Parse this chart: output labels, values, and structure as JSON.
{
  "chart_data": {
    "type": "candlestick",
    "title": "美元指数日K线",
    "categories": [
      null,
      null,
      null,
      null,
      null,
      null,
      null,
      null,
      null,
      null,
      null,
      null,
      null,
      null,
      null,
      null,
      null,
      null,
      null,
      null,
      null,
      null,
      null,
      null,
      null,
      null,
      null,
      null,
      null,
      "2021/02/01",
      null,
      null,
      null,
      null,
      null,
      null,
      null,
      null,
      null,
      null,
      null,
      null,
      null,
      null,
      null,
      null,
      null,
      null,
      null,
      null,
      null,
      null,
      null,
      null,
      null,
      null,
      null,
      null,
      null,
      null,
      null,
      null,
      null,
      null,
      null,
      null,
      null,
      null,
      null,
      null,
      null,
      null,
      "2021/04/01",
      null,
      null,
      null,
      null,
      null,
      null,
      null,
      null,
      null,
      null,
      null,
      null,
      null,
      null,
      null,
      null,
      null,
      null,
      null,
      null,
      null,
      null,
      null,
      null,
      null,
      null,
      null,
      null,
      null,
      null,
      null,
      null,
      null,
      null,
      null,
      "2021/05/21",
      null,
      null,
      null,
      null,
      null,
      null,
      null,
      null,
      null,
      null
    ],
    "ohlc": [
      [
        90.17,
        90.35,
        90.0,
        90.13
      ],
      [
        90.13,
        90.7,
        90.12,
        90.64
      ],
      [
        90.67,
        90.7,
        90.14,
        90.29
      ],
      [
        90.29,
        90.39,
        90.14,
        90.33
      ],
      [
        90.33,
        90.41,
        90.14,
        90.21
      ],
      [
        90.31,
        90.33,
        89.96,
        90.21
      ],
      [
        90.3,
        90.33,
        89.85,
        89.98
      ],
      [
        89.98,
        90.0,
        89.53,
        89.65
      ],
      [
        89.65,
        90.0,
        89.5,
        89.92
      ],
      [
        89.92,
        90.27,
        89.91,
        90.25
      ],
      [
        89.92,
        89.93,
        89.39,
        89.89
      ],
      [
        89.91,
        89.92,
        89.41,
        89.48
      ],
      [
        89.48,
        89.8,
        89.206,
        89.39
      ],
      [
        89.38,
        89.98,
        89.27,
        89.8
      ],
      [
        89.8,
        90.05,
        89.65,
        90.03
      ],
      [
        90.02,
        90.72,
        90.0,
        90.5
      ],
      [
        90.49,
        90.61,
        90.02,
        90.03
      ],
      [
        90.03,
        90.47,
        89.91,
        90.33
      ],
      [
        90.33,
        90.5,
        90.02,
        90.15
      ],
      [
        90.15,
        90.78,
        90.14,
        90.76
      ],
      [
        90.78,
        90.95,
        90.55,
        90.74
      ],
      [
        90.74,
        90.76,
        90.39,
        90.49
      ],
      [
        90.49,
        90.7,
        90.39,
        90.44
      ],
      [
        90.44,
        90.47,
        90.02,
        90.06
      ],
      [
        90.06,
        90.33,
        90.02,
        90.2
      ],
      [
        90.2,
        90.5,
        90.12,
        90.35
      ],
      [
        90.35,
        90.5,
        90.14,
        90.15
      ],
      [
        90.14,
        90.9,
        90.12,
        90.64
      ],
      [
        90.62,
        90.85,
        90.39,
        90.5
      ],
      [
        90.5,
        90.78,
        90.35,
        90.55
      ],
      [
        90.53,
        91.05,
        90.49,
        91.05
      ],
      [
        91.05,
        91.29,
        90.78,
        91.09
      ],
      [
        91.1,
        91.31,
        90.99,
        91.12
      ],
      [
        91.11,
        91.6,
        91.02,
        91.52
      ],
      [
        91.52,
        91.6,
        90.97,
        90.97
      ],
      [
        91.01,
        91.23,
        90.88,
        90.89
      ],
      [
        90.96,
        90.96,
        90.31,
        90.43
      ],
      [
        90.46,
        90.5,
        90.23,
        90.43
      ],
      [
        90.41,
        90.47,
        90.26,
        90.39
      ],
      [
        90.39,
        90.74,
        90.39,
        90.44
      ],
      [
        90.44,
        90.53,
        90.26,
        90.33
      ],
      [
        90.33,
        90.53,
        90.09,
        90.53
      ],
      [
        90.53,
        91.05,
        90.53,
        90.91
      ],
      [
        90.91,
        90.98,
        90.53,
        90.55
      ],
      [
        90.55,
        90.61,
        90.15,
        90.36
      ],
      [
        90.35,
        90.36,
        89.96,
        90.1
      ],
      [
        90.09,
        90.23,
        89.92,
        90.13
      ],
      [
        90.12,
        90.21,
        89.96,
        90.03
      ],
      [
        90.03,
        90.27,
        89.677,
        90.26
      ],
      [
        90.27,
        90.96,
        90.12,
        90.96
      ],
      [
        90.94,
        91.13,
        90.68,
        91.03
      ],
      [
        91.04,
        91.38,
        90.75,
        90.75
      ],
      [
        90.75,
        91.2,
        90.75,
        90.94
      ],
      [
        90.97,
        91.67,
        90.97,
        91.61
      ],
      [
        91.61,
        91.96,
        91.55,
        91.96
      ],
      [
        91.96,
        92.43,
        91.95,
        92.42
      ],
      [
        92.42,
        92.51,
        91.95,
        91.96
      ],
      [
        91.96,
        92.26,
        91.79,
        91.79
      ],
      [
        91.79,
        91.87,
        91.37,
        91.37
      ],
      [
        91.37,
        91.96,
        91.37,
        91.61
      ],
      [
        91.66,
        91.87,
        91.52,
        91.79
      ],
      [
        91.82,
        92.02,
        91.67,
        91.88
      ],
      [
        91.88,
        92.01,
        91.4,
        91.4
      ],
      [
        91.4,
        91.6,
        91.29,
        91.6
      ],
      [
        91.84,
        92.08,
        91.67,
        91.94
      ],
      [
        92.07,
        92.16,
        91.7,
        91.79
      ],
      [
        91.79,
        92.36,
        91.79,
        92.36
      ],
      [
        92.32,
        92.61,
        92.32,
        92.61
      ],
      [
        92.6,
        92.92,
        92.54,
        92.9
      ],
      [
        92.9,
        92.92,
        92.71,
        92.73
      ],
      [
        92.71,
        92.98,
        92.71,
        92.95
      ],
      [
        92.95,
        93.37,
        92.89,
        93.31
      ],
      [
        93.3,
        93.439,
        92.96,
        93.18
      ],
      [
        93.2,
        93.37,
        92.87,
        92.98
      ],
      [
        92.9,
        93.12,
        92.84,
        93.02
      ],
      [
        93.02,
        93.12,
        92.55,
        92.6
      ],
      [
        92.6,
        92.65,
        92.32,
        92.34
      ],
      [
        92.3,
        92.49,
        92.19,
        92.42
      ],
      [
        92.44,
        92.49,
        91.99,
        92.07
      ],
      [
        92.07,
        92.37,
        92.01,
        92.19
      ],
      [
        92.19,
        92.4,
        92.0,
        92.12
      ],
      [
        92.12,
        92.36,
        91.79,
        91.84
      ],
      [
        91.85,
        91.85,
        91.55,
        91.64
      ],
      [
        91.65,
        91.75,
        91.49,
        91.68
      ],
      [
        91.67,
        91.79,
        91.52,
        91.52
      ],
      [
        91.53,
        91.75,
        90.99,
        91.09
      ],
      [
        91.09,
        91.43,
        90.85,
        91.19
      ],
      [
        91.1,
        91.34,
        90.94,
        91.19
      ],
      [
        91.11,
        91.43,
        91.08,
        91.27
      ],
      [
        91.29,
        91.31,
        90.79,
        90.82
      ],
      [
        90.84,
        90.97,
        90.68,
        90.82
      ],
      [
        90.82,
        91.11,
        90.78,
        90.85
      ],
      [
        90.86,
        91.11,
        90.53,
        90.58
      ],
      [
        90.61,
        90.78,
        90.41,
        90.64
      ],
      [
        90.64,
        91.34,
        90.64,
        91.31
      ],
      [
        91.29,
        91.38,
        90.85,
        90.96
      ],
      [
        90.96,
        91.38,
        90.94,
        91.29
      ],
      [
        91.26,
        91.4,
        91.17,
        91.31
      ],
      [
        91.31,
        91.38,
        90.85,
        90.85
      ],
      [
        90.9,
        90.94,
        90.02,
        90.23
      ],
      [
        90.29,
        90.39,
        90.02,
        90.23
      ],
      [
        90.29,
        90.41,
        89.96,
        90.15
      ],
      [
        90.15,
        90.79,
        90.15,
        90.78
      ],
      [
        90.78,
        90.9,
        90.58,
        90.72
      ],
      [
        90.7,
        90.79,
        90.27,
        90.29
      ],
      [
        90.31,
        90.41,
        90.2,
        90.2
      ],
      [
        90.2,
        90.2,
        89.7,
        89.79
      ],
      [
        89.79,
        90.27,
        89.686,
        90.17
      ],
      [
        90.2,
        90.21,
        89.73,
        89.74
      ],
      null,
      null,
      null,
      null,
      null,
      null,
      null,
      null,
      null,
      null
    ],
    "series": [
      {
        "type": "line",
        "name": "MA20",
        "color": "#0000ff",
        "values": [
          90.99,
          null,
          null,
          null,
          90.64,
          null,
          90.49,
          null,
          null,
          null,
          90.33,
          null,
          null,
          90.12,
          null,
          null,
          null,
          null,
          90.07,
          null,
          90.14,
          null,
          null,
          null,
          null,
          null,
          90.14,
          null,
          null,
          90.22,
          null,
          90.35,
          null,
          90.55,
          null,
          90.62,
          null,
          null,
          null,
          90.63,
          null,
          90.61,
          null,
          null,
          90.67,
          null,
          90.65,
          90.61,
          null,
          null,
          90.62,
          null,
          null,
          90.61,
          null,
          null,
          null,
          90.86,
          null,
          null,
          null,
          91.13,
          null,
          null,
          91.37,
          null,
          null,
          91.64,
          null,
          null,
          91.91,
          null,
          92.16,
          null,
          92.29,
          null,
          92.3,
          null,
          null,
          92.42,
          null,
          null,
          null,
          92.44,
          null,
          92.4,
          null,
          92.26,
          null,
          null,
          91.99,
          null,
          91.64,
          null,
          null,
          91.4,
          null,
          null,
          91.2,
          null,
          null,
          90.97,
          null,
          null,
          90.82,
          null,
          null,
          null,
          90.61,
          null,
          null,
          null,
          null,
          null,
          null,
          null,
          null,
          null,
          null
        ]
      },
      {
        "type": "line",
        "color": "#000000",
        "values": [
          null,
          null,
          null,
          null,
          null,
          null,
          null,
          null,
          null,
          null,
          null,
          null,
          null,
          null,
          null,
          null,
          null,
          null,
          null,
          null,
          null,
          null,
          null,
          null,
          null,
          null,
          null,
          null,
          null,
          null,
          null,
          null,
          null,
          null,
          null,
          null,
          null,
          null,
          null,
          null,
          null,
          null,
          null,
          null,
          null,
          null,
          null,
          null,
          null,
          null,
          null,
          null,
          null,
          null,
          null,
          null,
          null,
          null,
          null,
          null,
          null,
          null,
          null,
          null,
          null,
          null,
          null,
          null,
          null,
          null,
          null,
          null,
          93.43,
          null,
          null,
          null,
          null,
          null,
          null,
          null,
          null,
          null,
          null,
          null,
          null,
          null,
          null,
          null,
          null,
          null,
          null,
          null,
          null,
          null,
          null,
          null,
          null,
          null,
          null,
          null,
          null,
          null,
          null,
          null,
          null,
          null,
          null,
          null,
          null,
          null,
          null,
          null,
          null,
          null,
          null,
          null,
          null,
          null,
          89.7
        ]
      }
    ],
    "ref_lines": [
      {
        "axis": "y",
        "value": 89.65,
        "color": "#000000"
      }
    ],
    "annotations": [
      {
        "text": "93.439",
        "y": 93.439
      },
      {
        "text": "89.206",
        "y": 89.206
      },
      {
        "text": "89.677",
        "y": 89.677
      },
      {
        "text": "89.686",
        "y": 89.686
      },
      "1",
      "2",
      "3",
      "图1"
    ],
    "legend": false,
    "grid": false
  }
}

◇ ◇ ◇ ◇ ◇ ◇ ◇

▸ Stated task: Go through the records. Copy each line where "text" appears.

▸ Result:
        "text": "93.439",
        "text": "89.206",
        "text": "89.677",
        "text": "89.686",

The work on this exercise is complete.